### EXERCISE INSTRUCTIONS
Track down the lines that contain "like" and copy them.

### DATA FOR THIS EXERCISE
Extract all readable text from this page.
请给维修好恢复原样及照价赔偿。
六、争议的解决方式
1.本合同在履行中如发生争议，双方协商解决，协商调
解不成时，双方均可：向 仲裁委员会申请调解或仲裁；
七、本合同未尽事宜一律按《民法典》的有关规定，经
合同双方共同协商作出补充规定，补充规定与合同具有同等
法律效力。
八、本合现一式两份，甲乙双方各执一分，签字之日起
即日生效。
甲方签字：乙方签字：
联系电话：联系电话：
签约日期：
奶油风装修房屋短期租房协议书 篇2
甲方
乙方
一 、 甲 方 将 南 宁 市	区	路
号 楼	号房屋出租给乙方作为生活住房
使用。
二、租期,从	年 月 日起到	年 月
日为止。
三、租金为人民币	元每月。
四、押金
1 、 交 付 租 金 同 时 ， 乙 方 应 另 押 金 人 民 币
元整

--

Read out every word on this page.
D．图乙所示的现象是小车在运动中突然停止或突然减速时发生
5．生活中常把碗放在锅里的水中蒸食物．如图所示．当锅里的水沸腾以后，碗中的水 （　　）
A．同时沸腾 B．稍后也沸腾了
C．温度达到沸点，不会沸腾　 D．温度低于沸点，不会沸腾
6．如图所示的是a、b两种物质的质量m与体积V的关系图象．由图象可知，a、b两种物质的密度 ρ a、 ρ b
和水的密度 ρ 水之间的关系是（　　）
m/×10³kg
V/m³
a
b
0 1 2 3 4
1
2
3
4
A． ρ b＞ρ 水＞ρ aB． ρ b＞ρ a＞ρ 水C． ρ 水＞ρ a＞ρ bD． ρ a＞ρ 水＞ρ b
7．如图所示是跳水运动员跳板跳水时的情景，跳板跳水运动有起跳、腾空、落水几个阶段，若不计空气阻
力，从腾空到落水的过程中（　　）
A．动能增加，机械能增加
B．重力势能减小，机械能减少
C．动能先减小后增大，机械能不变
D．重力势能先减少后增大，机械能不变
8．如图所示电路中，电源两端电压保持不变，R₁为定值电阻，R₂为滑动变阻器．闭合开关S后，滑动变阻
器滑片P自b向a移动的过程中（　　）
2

==

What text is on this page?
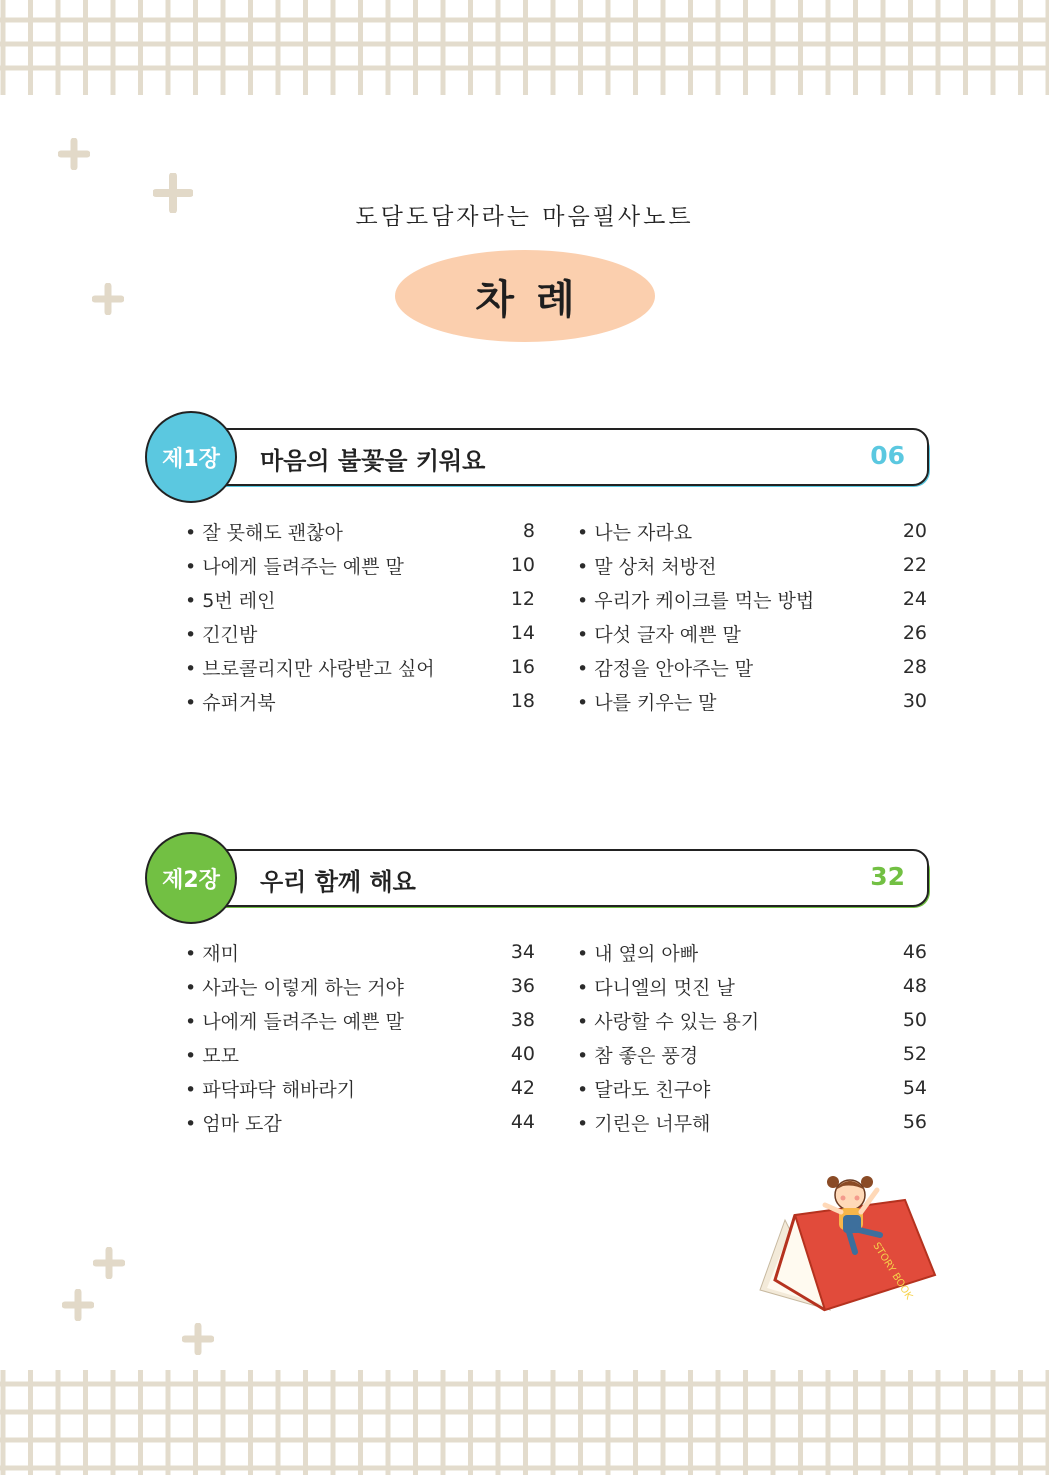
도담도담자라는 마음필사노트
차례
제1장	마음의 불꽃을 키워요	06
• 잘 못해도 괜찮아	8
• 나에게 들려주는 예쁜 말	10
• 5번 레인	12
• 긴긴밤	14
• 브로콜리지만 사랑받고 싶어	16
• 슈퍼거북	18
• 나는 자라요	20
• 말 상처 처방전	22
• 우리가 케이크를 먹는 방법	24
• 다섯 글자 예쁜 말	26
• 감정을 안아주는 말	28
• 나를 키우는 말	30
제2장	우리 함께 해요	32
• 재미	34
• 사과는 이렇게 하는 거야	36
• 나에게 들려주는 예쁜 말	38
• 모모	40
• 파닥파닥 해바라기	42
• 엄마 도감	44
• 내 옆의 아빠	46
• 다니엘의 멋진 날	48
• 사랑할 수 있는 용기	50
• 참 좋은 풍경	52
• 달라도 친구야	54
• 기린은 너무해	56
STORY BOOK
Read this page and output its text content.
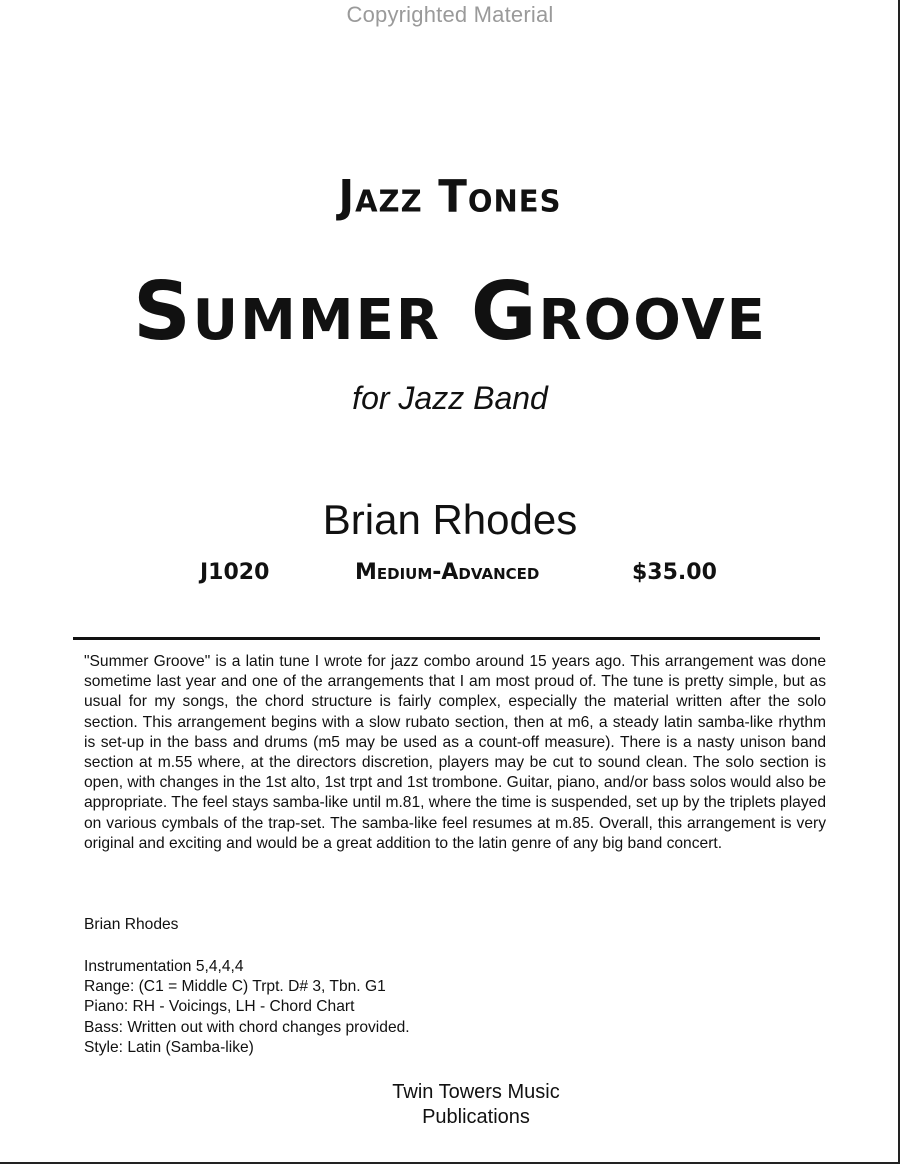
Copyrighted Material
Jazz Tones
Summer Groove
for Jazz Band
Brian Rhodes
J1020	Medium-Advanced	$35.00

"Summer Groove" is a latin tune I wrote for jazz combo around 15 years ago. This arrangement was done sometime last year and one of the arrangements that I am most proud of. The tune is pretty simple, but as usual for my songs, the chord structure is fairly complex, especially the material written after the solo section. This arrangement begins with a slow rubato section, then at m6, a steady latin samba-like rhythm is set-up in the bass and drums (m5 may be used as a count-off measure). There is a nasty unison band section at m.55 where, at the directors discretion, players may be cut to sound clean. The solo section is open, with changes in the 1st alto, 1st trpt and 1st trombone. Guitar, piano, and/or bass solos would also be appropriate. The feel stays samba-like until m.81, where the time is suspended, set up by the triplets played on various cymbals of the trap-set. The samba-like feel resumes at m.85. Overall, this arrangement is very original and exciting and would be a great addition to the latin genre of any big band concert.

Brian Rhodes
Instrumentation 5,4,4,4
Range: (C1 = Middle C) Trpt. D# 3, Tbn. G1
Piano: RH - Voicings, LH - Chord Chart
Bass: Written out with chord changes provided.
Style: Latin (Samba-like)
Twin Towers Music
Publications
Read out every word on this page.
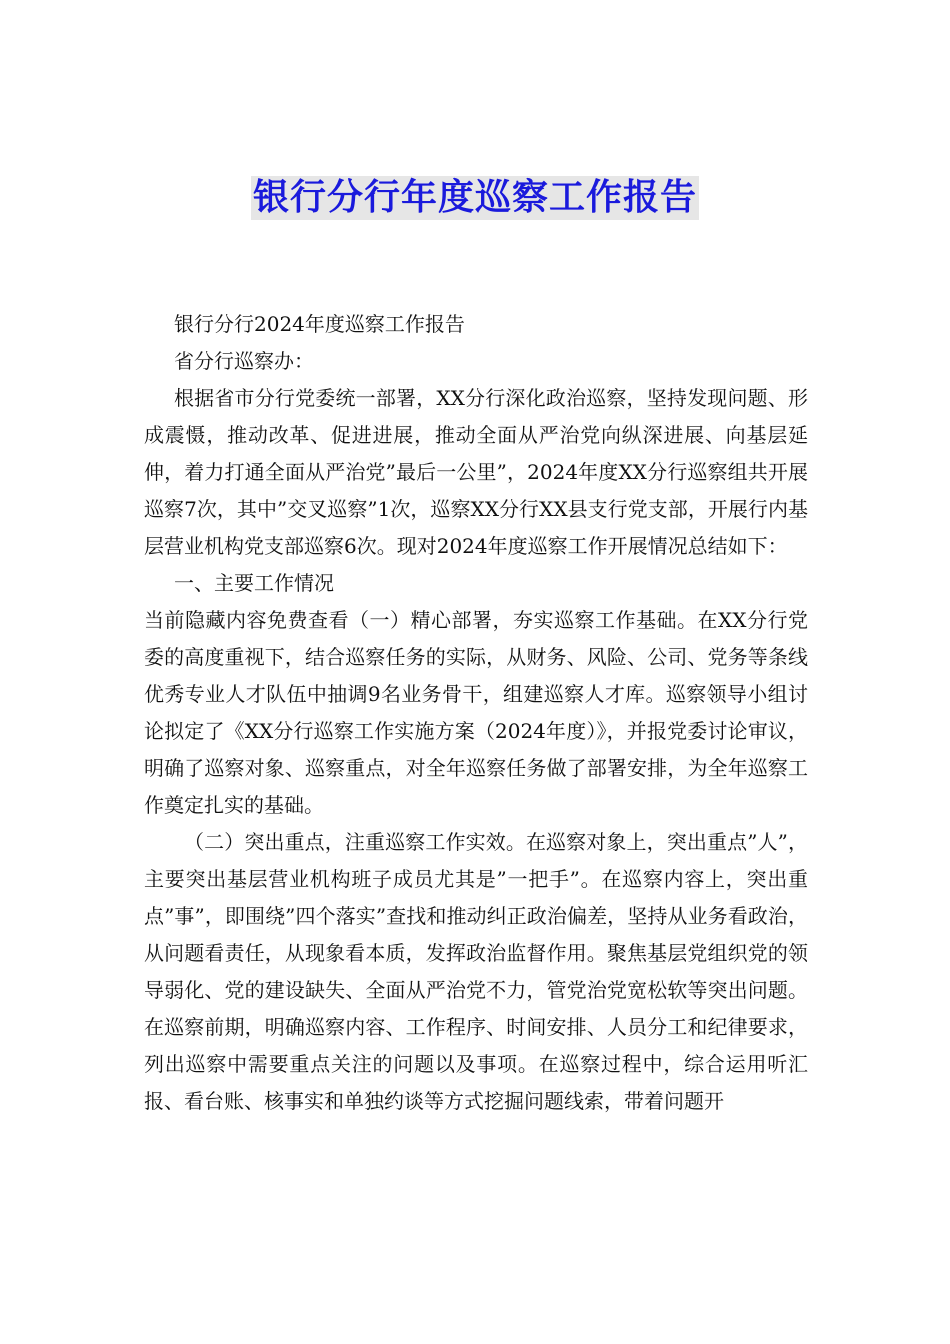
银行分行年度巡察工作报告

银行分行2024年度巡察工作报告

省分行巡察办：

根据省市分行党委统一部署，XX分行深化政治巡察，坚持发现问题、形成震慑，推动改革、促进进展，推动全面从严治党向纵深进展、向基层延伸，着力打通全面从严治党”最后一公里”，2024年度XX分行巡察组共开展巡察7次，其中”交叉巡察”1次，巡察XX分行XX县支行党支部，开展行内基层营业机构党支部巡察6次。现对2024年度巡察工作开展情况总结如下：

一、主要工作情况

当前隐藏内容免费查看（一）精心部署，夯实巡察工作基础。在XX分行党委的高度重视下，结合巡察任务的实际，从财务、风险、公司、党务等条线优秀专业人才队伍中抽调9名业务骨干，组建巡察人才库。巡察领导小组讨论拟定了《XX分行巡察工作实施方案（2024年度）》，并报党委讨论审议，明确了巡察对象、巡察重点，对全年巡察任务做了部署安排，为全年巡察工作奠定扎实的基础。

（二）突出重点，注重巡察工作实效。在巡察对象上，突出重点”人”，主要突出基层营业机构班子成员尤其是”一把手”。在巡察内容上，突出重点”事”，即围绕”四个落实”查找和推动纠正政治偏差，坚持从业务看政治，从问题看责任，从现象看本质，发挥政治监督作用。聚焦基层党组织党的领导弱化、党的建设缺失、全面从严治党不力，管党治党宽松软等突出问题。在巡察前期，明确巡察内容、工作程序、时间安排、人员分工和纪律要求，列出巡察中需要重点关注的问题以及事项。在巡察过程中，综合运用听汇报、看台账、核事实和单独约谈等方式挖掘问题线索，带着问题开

### FINISHED TASK
"Summer Groove" is a latin tune I wrote for jazz combo around 15 years ago. This arrangement was done sometime last year and one of the arrangements that I am most proud of. The tune is pretty simple, but as usual for my songs, the chord structure is fairly complex, especially the material written after the solo section. This arrangement begins with a slow rubato section, then at m6, a steady latin samba-like rhythm is set-up in the bass and drums (m5 may be used as a count-off measure). There is a nasty unison band section at m.55 where, at the directors discretion, players may be cut to sound clean. The solo section is open, with changes in the 1st alto, 1st trpt and 1st trombone. Guitar, piano, and/or bass solos would also be appropriate. The feel stays samba-like until m.81, where the time is suspended, set up by the triplets played on various cymbals of the trap-set. The samba-like feel resumes at m.85. Overall, this arrangement is very original and exciting and would be a great addition to the latin genre of any big band concert.
Style: Latin (Samba-like)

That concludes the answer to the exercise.